(Dataset rows about figures)

▬▬▬

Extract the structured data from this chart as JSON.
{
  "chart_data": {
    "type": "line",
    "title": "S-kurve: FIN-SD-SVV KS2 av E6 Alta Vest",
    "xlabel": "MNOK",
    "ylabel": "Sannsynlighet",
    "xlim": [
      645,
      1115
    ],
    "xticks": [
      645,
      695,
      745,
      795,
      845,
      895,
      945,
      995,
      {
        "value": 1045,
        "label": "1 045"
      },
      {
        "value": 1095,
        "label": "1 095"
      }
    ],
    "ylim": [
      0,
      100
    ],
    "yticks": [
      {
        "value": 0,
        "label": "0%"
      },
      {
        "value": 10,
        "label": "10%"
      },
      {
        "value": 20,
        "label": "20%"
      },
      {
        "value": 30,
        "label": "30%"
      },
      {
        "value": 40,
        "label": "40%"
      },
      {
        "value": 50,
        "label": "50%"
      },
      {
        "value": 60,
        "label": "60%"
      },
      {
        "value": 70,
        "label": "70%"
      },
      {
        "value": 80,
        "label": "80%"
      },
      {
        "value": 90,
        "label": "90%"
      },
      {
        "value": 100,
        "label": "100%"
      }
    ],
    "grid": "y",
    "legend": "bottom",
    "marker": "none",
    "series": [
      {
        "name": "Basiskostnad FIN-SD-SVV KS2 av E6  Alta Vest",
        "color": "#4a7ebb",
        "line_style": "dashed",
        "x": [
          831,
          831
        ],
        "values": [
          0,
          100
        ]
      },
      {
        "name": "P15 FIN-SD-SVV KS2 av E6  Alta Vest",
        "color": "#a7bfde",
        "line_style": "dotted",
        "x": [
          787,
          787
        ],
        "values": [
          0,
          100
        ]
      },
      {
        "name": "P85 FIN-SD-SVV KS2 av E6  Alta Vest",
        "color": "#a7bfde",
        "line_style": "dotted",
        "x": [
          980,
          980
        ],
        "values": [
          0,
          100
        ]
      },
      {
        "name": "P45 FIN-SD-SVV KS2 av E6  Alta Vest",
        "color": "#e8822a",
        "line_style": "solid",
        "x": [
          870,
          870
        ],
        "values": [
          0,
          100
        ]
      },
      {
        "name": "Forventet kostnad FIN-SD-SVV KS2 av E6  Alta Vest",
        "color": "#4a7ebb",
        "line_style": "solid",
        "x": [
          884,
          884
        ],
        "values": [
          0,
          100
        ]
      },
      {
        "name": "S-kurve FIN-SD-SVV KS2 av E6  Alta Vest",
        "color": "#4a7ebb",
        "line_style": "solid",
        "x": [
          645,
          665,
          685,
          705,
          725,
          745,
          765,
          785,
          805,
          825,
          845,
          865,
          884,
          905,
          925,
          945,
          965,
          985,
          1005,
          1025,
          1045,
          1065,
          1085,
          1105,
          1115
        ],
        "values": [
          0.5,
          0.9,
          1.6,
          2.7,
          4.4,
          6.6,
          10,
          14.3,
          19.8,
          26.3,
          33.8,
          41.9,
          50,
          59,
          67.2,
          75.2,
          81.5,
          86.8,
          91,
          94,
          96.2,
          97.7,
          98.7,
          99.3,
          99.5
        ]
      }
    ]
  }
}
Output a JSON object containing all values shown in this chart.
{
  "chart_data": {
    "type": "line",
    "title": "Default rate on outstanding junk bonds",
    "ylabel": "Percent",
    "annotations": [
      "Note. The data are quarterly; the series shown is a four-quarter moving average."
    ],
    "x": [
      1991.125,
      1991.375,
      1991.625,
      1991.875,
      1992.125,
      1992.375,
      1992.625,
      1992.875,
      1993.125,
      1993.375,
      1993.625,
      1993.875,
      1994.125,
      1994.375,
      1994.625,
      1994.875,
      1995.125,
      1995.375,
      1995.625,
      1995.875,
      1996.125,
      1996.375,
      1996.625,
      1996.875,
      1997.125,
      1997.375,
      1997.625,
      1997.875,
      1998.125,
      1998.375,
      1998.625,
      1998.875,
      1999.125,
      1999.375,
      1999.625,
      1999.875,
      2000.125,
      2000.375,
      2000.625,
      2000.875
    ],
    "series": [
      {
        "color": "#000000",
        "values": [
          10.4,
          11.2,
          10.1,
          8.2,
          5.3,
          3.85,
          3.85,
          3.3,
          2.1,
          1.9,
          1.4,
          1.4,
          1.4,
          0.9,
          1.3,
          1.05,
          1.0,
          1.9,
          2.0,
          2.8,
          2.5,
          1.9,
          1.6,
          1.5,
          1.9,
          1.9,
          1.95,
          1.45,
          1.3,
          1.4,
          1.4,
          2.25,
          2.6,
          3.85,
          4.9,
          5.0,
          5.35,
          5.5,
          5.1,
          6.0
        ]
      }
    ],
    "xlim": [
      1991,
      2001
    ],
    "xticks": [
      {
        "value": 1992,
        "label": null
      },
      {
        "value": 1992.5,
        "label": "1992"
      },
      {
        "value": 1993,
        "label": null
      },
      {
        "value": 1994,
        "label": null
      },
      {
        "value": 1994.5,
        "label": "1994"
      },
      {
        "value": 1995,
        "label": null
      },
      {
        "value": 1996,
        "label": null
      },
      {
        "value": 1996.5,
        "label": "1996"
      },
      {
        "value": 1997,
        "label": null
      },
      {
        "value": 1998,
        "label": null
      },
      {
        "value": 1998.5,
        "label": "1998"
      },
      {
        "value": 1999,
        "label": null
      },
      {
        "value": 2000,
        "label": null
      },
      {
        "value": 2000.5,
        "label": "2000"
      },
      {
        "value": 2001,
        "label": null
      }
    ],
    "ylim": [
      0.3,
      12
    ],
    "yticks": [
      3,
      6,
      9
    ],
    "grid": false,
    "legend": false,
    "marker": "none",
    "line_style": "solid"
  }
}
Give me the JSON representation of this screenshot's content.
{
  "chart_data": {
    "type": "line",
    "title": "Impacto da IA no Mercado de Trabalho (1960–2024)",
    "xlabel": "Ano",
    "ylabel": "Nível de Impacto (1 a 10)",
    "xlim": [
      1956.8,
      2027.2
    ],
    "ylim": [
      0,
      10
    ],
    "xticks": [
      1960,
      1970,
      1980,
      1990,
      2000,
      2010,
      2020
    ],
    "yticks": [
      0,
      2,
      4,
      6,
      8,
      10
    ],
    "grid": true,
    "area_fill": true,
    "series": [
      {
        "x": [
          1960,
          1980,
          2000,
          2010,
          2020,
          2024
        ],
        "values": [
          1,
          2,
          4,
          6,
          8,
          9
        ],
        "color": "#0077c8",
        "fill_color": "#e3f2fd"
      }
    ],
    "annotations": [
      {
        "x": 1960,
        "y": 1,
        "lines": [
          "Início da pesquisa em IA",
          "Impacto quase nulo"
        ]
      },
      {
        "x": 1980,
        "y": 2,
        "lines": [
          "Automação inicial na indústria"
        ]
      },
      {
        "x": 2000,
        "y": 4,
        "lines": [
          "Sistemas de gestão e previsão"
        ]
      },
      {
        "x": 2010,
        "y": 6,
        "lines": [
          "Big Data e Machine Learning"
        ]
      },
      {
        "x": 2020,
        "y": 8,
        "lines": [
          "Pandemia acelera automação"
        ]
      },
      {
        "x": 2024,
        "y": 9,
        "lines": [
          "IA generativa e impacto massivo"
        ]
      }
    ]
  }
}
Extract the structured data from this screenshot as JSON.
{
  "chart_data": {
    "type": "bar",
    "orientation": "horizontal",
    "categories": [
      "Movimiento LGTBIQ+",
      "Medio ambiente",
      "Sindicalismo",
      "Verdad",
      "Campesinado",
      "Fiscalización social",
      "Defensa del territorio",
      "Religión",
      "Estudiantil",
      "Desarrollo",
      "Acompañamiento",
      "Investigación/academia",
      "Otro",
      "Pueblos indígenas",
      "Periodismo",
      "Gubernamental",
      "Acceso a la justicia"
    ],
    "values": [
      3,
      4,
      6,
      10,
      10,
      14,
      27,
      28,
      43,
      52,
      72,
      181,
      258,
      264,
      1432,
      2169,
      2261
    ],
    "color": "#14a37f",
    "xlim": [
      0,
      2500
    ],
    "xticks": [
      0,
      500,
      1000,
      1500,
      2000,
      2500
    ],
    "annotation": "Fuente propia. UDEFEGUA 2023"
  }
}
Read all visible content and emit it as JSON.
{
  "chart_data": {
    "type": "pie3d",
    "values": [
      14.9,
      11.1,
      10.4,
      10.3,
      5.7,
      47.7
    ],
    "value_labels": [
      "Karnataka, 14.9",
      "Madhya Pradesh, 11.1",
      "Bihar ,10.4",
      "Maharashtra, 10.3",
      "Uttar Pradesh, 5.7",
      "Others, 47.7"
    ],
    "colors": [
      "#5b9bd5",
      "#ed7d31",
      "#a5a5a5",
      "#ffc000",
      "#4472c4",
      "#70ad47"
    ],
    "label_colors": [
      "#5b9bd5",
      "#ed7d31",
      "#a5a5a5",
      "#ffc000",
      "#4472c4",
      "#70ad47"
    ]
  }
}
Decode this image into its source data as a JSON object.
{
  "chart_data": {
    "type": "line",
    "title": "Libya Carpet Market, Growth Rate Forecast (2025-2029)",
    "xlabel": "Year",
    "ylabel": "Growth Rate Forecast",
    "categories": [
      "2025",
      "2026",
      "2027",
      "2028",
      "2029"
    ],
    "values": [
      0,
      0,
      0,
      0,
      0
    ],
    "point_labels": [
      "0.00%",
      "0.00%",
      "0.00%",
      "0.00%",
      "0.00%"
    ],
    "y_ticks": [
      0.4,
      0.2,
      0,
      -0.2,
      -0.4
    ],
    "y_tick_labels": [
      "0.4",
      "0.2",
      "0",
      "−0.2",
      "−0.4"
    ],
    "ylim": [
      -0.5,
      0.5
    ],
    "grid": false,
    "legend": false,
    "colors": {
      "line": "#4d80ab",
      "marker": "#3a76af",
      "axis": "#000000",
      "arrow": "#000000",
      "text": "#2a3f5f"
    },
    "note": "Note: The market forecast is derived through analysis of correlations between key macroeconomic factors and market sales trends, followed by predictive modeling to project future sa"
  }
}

▬▬▬

# Work instructions
Pull out all lines from the entries above in which the word "shown" appears.

# Answer to this exercise
Output a JSON object containing all values shown in this chart.
      "Note. The data are quarterly; the series shown is a four-quarter moving average."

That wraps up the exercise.